- **What this task involves**: Give the number of lines in the listing below that include the word "picture", with nothing more.

- **Data provided**:
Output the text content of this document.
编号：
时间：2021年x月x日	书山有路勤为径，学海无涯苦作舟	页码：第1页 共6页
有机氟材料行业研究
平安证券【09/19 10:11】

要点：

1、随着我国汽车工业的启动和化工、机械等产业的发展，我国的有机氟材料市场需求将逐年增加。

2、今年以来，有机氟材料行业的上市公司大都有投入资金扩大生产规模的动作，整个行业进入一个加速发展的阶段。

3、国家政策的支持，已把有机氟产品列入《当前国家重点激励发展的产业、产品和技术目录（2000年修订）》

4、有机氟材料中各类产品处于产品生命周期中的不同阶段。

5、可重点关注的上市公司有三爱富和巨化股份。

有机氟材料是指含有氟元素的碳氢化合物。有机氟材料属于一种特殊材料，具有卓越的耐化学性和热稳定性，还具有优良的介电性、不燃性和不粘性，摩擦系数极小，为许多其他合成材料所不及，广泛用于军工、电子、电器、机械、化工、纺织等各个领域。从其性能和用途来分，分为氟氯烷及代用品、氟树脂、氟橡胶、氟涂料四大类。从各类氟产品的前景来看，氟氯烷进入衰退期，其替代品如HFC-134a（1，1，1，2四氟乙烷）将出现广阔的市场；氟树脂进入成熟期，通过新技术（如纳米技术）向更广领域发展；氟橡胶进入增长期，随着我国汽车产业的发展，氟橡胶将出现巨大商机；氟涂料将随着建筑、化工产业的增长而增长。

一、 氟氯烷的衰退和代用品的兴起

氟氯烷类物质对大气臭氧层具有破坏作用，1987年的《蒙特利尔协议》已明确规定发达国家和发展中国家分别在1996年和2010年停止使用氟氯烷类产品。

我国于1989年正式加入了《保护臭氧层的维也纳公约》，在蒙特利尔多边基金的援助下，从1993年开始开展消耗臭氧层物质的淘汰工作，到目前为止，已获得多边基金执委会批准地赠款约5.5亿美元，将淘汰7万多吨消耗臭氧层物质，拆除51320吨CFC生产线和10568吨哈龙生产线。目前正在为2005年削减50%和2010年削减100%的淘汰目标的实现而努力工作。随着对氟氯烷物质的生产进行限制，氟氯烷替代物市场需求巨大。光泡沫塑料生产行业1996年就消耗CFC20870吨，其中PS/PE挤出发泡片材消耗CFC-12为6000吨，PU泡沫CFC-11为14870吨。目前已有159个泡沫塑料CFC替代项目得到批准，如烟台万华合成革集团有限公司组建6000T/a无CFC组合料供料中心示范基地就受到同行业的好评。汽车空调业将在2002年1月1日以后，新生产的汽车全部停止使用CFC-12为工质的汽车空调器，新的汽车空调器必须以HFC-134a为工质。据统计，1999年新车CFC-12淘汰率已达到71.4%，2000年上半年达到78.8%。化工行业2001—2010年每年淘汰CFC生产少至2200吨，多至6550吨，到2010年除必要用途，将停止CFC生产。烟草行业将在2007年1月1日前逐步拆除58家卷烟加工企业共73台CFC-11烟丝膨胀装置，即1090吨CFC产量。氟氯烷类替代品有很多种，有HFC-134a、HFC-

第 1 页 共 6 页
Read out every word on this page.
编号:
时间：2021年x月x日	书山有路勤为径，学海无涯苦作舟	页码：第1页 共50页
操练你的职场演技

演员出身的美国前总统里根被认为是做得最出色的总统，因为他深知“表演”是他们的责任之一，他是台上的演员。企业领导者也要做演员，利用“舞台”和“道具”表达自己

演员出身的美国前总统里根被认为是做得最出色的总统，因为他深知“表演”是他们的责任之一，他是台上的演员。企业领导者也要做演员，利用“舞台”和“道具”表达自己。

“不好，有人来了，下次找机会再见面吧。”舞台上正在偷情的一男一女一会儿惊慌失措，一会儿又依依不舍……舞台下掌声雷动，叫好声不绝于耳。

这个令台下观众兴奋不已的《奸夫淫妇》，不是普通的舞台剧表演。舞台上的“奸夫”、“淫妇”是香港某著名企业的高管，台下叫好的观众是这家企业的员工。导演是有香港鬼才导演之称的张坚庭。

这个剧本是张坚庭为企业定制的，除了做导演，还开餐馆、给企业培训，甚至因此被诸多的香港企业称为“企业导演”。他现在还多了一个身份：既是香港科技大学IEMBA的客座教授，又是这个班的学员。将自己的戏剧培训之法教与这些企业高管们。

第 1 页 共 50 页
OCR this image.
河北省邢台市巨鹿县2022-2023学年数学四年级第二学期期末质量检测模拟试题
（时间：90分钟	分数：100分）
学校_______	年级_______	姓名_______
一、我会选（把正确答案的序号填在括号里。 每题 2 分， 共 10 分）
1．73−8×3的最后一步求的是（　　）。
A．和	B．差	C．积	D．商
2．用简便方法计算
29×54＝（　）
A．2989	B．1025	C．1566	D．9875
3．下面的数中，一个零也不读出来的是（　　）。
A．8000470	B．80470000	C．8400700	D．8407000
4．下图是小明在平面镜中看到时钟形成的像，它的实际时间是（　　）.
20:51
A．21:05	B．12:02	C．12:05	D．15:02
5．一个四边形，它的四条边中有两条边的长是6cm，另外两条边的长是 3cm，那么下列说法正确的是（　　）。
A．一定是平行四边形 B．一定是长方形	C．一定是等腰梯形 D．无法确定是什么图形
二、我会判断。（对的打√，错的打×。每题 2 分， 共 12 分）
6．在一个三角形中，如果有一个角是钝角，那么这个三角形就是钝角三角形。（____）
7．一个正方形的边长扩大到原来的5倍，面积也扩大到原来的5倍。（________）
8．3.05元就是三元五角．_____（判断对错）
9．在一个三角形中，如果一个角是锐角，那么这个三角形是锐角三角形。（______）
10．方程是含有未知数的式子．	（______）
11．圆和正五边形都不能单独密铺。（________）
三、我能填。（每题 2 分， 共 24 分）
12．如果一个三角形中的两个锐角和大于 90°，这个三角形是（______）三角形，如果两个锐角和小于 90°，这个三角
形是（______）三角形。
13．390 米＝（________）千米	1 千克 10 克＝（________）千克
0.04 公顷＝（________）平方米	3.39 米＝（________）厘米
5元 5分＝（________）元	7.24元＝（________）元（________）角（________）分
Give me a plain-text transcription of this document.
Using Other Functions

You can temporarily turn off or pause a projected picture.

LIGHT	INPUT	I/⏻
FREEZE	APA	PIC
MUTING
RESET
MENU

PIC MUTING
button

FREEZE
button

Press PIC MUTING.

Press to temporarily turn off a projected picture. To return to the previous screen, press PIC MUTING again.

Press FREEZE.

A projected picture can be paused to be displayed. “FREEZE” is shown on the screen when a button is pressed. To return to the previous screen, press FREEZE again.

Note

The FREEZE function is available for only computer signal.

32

- **Response for this exercise**: 3